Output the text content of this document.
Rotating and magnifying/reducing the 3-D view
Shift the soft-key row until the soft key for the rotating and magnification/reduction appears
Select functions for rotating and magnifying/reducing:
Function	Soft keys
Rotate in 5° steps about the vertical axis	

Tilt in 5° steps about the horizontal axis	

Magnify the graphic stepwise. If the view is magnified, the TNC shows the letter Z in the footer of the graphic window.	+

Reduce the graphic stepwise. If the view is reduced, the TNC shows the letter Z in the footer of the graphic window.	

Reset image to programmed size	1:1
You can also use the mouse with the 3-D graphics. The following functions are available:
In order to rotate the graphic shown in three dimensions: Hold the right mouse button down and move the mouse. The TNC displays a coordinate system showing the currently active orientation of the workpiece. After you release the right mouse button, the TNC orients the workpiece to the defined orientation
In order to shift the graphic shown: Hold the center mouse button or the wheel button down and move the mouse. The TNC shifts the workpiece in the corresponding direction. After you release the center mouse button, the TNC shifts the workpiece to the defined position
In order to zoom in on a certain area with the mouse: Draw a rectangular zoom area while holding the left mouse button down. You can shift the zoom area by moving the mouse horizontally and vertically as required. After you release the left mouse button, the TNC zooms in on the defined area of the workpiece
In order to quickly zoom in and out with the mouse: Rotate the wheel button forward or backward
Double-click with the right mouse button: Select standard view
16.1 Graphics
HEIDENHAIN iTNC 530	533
----------------------------------------
WHAT YOU ARE ASKED TO DO -
Reproduce all of the records exactly.

ANSWER TO THIS PROBLEM -
Output the text content of this document.
Rotating and magnifying/reducing the 3-D view
Shift the soft-key row until the soft key for the rotating and magnification/reduction appears
Select functions for rotating and magnifying/reducing:
Function	Soft keys
Rotate in 5° steps about the vertical axis	

Tilt in 5° steps about the horizontal axis	

Magnify the graphic stepwise. If the view is magnified, the TNC shows the letter Z in the footer of the graphic window.	+

Reduce the graphic stepwise. If the view is reduced, the TNC shows the letter Z in the footer of the graphic window.	

Reset image to programmed size	1:1
You can also use the mouse with the 3-D graphics. The following functions are available:
In order to rotate the graphic shown in three dimensions: Hold the right mouse button down and move the mouse. The TNC displays a coordinate system showing the currently active orientation of the workpiece. After you release the right mouse button, the TNC orients the workpiece to the defined orientation
In order to shift the graphic shown: Hold the center mouse button or the wheel button down and move the mouse. The TNC shifts the workpiece in the corresponding direction. After you release the center mouse button, the TNC shifts the workpiece to the defined position
In order to zoom in on a certain area with the mouse: Draw a rectangular zoom area while holding the left mouse button down. You can shift the zoom area by moving the mouse horizontally and vertically as required. After you release the left mouse button, the TNC zooms in on the defined area of the workpiece
In order to quickly zoom in and out with the mouse: Rotate the wheel button forward or backward
Double-click with the right mouse button: Select standard view
16.1 Graphics
HEIDENHAIN iTNC 530	533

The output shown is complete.